[start RECORDS TO PROCESS]

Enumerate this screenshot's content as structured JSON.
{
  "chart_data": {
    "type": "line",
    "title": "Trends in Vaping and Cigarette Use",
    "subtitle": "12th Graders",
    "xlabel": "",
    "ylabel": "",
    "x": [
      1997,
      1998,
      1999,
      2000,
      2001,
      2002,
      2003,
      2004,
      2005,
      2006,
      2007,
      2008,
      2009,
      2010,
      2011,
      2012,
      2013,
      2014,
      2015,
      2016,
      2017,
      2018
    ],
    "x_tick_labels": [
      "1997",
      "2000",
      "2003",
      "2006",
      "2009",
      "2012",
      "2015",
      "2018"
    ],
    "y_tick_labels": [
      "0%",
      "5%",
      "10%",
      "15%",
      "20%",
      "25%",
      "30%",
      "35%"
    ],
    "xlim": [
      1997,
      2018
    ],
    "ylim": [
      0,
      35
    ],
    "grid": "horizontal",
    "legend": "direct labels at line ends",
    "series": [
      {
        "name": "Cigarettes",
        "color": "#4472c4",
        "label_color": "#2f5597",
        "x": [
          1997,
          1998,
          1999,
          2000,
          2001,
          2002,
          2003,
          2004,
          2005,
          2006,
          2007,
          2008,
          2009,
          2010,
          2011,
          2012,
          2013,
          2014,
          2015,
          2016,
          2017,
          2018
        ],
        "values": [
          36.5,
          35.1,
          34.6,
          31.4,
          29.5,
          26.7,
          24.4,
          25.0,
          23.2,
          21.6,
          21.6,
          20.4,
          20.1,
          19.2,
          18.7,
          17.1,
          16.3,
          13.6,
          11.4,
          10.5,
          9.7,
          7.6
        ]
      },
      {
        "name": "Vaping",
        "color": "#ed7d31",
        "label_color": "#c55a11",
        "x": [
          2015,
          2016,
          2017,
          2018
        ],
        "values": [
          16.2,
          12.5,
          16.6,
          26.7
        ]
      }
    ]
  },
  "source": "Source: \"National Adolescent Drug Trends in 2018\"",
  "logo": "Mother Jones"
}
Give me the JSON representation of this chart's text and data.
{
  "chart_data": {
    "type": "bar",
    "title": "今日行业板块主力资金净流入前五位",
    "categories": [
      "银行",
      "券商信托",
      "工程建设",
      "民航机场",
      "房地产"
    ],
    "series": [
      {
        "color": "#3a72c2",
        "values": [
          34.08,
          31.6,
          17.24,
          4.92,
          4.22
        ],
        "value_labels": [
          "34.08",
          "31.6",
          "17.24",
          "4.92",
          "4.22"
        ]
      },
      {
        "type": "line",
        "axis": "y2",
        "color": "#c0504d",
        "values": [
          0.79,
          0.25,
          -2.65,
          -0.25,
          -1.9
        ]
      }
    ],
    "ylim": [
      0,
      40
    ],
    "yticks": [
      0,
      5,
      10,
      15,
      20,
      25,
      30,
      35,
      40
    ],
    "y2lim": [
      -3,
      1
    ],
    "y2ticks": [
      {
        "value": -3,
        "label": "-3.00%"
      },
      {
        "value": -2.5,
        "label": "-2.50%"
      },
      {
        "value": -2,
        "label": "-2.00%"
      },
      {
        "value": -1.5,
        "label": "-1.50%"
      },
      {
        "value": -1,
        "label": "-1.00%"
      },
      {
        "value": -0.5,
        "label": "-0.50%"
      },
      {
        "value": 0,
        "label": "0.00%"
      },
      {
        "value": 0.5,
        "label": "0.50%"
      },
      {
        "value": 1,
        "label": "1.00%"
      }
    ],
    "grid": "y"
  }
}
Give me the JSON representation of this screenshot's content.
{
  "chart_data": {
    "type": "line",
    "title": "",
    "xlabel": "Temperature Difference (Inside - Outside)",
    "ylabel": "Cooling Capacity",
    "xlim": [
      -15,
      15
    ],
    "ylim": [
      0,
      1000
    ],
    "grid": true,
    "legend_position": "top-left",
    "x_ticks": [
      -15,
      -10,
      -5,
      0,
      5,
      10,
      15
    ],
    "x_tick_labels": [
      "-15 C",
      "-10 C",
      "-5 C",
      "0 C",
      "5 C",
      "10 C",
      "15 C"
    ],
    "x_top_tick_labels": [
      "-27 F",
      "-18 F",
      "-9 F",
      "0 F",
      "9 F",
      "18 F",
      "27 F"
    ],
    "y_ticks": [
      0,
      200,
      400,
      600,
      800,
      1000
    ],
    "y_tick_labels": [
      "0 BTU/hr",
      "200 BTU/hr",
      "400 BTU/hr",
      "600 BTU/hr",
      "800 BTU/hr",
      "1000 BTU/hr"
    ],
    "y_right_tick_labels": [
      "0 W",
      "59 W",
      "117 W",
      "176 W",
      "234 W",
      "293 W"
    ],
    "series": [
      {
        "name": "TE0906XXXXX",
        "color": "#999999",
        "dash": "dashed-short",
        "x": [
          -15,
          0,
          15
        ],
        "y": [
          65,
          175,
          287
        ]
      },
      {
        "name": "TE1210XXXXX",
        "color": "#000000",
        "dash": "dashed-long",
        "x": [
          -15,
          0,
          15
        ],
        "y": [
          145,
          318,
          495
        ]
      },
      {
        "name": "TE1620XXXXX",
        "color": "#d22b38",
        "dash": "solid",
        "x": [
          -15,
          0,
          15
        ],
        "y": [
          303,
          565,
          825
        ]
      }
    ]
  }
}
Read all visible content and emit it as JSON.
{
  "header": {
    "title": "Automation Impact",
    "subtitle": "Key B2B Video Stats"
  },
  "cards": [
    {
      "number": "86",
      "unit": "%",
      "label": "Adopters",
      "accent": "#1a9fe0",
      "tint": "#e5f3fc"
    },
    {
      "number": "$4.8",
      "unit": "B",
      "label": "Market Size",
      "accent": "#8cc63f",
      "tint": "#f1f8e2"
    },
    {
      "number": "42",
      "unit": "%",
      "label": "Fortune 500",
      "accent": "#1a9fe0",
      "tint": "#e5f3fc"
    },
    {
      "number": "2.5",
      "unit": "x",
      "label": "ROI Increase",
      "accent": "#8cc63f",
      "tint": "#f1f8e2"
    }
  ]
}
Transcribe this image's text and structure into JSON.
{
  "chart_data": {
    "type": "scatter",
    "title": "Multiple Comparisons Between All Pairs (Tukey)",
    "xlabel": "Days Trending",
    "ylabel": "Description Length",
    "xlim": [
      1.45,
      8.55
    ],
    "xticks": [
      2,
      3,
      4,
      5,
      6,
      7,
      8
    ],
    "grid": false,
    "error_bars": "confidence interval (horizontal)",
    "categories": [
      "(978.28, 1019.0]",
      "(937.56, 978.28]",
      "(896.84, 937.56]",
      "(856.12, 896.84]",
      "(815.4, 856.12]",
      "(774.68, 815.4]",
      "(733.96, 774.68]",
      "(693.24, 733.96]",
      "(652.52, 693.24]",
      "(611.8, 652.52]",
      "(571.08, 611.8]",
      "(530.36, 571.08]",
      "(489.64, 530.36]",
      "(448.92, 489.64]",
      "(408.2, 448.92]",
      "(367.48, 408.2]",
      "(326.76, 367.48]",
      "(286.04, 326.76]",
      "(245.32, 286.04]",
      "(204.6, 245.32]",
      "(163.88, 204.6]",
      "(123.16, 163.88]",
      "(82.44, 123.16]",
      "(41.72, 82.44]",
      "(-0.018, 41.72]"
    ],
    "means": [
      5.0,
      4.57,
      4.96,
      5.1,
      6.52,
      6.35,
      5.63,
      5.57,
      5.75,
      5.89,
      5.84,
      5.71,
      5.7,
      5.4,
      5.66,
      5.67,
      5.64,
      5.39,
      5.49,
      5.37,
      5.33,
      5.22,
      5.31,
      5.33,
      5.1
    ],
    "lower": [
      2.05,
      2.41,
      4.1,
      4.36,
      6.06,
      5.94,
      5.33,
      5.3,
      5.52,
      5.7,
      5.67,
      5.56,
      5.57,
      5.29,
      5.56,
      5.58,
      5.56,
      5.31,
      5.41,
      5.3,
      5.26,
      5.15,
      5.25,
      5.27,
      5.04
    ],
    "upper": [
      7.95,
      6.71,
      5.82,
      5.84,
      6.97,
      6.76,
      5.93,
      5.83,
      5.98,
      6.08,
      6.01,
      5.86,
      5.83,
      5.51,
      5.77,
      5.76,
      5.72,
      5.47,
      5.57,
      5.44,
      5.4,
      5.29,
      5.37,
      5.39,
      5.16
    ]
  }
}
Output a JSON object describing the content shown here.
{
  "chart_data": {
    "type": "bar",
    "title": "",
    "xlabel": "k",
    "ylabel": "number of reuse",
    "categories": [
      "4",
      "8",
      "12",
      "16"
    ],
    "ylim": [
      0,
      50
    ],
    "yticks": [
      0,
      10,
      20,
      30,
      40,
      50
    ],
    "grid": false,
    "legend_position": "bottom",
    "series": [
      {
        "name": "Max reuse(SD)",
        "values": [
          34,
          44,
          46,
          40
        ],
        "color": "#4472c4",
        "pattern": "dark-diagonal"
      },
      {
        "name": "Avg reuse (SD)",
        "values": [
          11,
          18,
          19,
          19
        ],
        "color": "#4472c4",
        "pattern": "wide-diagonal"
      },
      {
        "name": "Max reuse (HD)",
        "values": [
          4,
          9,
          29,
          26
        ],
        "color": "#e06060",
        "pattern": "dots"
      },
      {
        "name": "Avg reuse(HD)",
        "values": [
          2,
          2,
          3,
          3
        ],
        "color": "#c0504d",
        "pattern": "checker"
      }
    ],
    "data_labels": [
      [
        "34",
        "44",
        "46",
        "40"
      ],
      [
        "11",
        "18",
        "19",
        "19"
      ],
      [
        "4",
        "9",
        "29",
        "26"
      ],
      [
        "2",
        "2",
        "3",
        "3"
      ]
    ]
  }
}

[end RECORDS TO PROCESS]

■ **WHAT TO DO**:
Pick every line with "ylabel" in it and copy it.

■ **ANSWER TO THIS TASK**:
    "ylabel": "",
    "ylabel": "Cooling Capacity",
    "ylabel": "Description Length",
    "ylabel": "number of reuse",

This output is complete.